*Requirement*: Locate the word "free" in the data below, then copy every line that holds it.

[Start of Excerpted data]

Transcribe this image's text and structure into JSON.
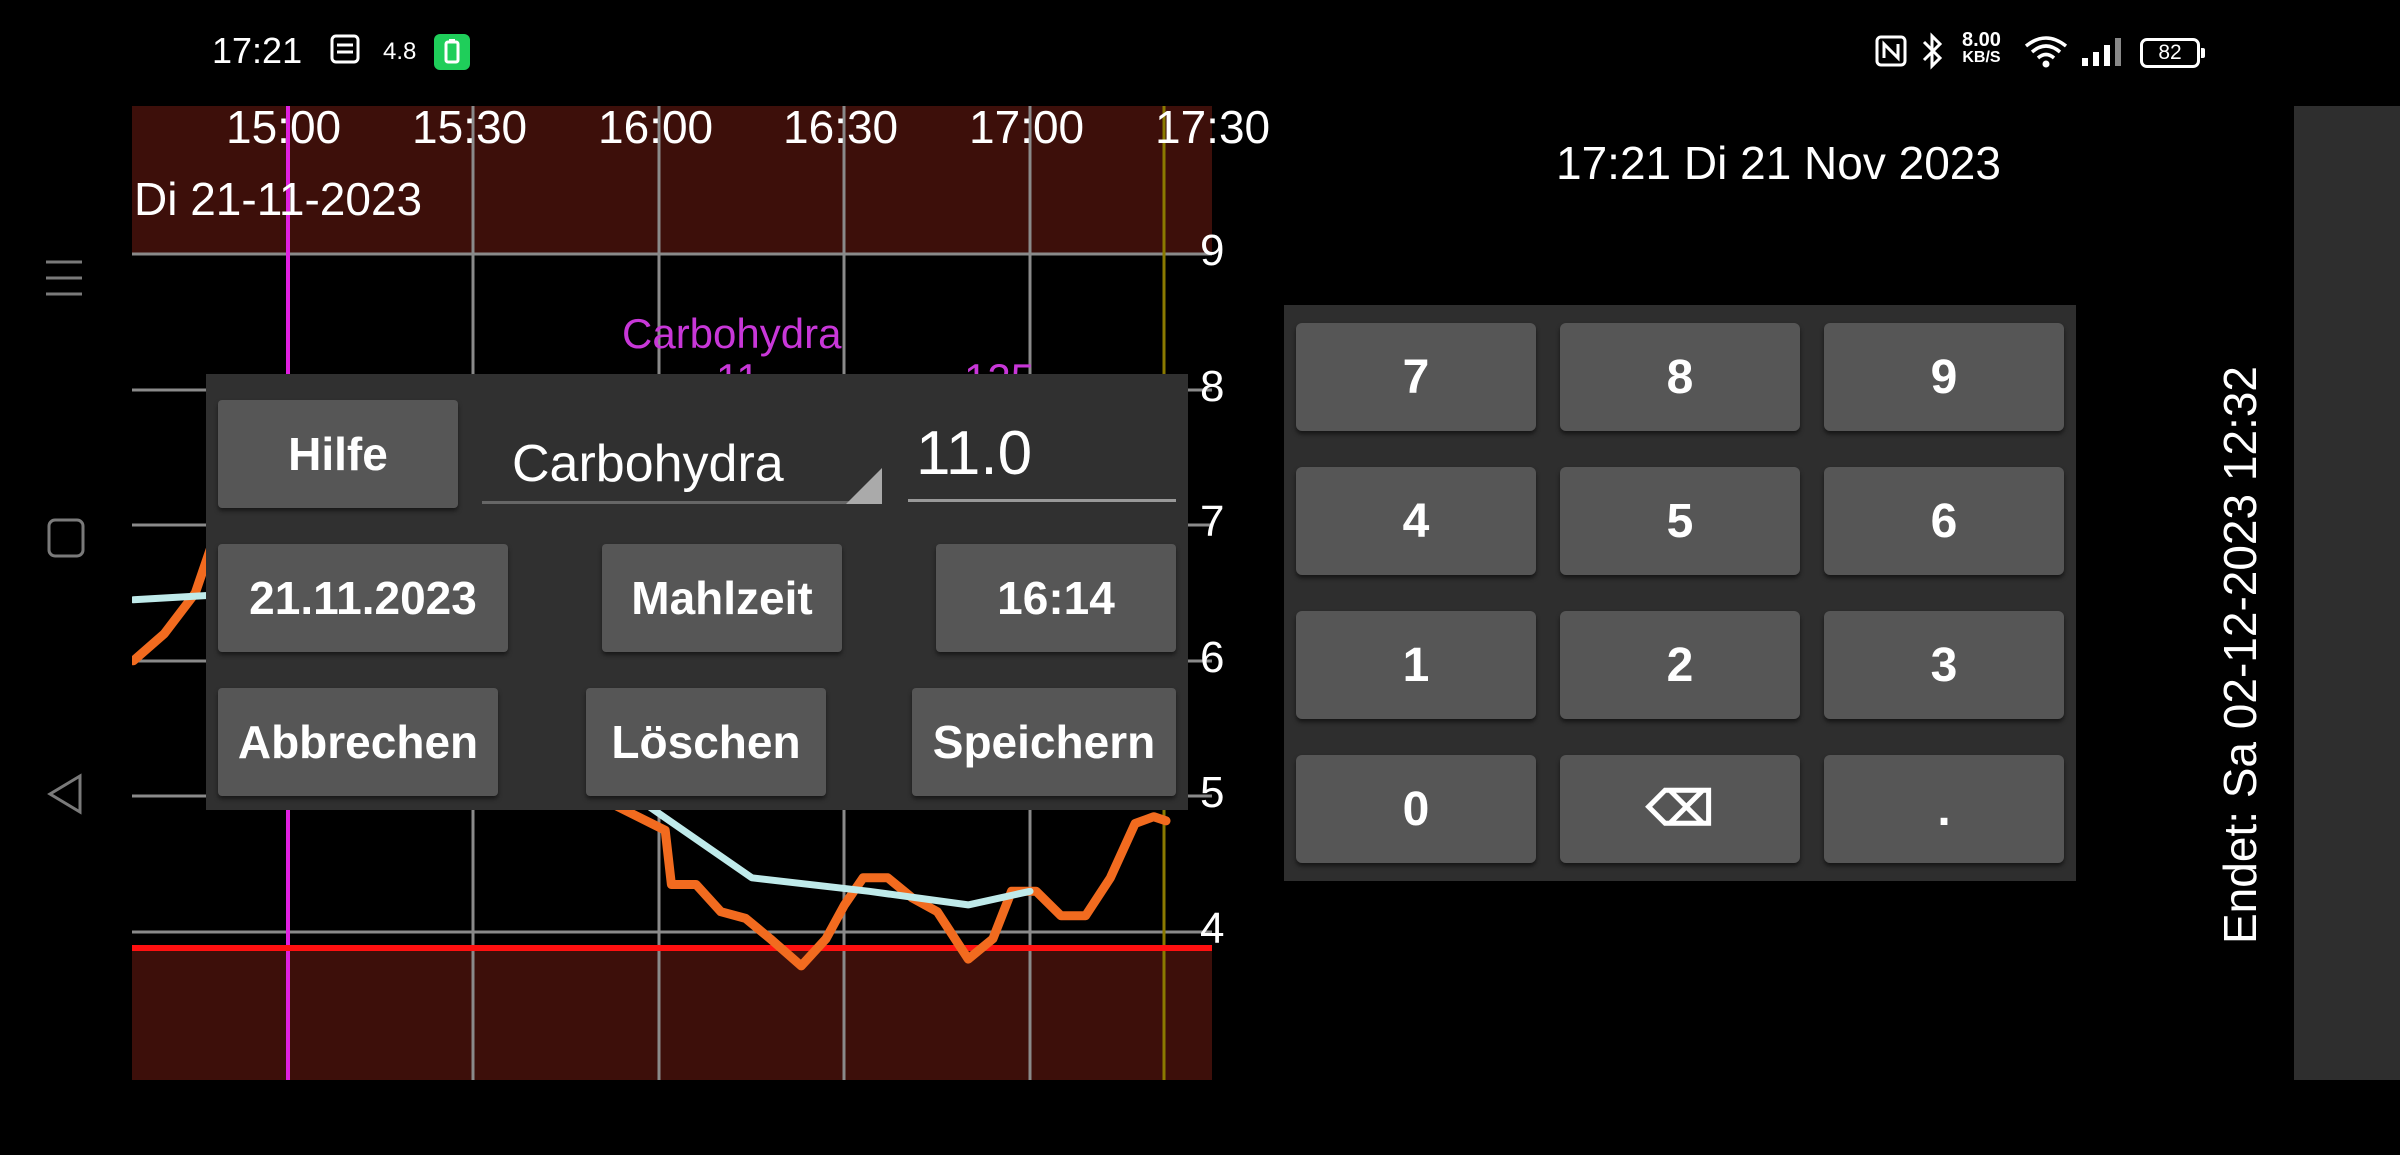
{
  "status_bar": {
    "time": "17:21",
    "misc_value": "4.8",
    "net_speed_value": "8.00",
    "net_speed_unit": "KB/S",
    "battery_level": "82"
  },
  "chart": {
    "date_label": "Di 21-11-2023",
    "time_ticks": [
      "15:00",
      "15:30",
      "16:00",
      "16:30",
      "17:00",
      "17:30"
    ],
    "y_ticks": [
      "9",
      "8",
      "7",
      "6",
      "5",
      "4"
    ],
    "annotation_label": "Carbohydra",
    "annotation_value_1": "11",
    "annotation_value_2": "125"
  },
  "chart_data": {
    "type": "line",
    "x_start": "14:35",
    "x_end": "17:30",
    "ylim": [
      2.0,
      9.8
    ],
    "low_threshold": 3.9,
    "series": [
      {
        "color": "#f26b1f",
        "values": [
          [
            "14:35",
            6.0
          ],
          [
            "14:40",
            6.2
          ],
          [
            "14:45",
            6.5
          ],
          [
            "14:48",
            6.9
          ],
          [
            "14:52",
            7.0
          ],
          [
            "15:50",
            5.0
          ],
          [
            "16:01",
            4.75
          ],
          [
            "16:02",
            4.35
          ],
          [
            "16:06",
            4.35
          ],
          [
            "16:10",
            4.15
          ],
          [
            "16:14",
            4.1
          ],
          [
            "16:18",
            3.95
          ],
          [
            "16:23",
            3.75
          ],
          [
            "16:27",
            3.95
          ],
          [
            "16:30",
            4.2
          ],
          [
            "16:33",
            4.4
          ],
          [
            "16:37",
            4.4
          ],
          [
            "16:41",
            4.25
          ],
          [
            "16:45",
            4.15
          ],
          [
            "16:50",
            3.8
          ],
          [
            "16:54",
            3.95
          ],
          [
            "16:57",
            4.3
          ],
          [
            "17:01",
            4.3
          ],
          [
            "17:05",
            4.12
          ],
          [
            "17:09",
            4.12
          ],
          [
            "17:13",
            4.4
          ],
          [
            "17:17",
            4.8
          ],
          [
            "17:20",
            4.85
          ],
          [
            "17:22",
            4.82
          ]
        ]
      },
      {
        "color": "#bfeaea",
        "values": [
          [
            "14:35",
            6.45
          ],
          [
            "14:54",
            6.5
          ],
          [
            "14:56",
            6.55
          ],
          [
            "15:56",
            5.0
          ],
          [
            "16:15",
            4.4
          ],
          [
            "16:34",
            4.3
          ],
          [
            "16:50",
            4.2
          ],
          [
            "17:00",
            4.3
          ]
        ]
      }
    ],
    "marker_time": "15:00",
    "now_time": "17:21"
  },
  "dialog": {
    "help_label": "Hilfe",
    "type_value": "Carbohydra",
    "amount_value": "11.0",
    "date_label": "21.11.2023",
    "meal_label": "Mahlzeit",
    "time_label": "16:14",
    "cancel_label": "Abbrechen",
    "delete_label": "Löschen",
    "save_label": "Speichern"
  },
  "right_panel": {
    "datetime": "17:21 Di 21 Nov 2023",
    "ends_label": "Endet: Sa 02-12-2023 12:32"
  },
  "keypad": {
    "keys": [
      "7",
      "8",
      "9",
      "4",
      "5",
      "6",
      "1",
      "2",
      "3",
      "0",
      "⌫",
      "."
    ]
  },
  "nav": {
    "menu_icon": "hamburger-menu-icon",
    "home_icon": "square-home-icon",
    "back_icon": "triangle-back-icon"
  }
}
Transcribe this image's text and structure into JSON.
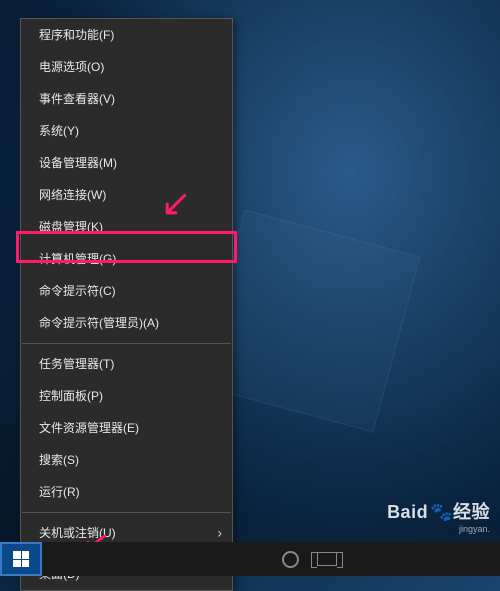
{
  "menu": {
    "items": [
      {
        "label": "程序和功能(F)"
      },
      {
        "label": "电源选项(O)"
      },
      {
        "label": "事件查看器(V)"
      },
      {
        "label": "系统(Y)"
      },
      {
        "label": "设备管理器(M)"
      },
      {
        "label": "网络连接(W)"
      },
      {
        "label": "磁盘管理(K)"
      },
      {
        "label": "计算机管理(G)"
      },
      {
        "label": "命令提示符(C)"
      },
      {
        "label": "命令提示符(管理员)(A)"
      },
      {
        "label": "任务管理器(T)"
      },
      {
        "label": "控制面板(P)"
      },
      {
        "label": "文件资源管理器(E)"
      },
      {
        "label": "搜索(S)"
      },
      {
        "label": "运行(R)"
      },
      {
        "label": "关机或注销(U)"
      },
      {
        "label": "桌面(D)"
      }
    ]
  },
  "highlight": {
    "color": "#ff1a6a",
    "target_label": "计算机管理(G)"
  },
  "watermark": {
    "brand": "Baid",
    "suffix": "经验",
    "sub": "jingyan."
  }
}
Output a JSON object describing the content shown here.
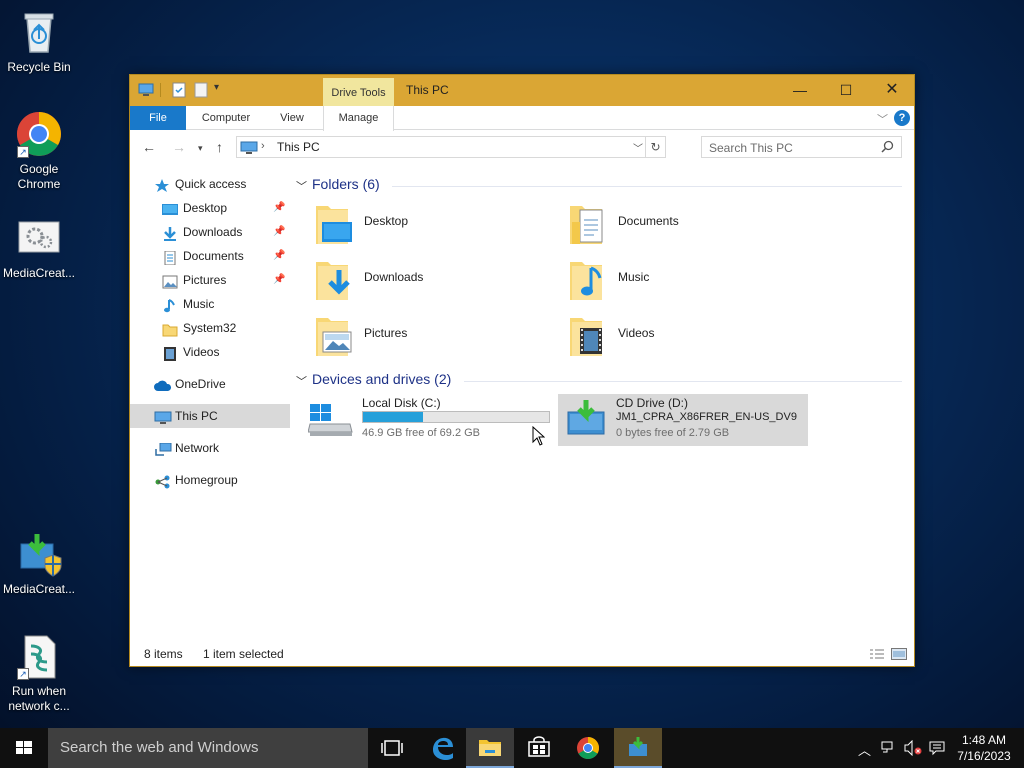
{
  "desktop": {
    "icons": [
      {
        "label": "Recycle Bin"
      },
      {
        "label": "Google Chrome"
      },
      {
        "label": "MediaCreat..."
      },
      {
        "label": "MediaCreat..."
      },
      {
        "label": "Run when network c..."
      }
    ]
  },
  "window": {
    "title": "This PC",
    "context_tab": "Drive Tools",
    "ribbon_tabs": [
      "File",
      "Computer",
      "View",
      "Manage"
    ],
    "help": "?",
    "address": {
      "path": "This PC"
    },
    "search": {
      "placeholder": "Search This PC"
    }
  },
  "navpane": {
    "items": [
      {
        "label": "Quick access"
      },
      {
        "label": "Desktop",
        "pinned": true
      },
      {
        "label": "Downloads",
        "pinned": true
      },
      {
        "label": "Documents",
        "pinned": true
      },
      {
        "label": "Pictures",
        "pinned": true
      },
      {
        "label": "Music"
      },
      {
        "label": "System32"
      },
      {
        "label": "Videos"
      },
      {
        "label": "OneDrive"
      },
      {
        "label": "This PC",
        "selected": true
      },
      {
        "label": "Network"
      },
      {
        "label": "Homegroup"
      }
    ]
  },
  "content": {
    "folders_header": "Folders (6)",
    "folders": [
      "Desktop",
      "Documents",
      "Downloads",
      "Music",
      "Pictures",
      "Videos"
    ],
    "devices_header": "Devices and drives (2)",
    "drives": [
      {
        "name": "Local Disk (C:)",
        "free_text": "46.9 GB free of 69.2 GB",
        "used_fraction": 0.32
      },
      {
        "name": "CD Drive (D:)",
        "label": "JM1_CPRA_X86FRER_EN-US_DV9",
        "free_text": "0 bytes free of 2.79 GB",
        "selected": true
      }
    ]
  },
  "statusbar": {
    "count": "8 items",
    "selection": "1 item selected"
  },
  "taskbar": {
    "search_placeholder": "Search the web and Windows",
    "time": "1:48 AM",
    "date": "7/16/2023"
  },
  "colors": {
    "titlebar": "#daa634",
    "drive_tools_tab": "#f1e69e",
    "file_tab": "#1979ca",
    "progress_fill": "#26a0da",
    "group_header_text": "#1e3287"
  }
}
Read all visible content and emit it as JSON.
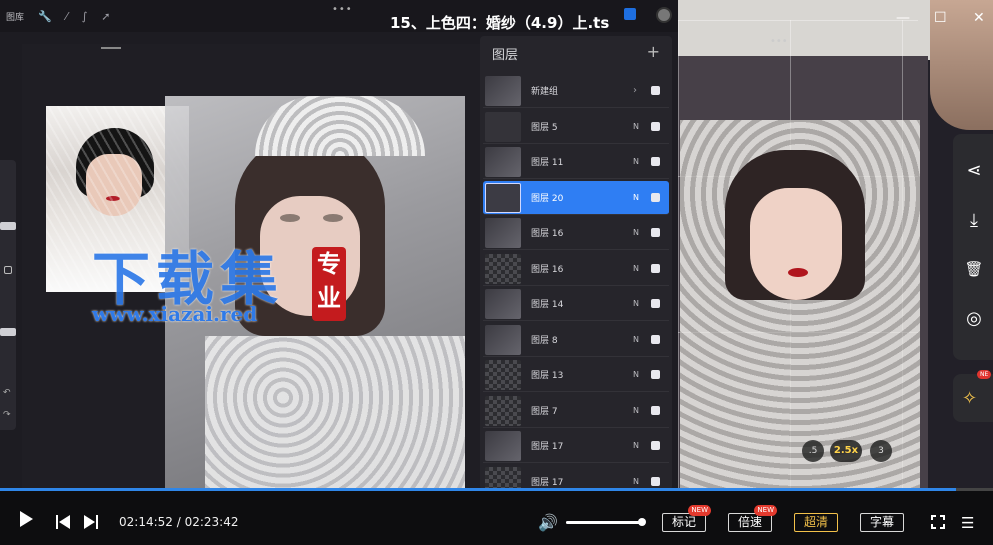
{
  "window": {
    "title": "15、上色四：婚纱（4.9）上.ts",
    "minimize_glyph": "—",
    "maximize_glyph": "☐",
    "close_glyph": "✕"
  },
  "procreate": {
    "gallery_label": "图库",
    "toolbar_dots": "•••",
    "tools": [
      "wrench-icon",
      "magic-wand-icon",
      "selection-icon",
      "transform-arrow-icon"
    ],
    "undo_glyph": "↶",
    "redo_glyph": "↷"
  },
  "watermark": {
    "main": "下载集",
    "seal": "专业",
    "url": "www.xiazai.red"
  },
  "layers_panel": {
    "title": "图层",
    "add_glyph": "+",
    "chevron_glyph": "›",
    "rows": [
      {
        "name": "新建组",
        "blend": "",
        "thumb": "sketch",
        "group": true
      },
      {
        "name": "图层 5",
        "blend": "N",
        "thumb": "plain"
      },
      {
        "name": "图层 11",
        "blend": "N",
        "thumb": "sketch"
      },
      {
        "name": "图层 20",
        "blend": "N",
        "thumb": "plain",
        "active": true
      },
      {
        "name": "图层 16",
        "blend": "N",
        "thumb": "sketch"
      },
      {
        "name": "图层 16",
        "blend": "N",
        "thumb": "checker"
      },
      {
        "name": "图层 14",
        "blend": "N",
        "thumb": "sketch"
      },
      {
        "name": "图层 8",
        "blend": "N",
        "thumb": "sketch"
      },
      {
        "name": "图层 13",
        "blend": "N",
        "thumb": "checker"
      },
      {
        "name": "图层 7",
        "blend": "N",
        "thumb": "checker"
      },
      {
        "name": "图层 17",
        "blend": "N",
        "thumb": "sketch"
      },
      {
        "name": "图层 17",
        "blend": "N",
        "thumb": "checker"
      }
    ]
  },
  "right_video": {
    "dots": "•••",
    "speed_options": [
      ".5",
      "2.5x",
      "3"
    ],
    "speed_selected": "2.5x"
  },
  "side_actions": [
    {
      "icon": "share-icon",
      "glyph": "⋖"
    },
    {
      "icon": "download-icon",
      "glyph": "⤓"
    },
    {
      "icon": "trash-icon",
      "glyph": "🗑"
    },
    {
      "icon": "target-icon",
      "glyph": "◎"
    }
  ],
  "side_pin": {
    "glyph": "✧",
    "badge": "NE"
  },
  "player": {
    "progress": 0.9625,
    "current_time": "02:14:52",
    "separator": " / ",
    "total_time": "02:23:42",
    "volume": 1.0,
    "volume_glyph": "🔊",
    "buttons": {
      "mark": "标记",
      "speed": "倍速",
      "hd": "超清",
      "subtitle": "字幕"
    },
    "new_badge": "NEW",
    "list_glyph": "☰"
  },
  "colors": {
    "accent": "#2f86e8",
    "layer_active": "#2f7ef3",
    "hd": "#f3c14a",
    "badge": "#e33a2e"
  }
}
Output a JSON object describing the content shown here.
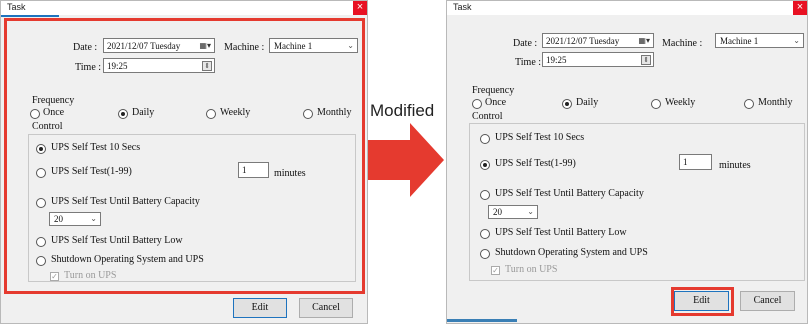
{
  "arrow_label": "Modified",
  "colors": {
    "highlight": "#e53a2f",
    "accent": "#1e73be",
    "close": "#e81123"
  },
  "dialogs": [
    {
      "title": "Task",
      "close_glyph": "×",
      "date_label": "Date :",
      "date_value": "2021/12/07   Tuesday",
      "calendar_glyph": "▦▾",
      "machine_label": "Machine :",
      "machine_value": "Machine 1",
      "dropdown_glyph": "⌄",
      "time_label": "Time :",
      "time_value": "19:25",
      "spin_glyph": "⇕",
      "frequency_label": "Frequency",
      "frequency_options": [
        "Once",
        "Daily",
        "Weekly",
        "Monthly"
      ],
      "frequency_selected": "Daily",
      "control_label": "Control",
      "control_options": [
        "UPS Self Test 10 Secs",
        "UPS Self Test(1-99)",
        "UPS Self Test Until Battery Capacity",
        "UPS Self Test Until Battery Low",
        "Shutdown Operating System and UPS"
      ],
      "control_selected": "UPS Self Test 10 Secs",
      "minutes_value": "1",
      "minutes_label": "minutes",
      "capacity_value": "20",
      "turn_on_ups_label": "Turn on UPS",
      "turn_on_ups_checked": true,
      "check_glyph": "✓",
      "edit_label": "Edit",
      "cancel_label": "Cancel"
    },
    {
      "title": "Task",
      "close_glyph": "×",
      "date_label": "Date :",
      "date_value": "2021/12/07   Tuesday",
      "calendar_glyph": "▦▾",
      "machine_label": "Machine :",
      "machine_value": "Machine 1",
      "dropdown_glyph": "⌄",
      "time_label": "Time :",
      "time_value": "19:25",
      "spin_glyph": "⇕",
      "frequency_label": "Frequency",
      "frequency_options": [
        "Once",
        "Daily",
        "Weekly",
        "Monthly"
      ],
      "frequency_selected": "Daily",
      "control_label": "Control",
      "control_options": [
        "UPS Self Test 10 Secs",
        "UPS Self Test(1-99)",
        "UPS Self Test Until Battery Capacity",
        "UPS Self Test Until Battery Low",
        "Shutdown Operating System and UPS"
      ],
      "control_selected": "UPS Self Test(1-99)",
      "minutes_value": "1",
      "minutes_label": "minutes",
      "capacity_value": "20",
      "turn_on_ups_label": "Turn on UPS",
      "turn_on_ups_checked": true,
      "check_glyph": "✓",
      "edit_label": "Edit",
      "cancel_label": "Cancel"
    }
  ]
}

[End of Excerpted data]

*Exercise output*:
        "free_text": "46.9 GB free of 69.2 GB",
        "free_text": "0 bytes free of 2.79 GB",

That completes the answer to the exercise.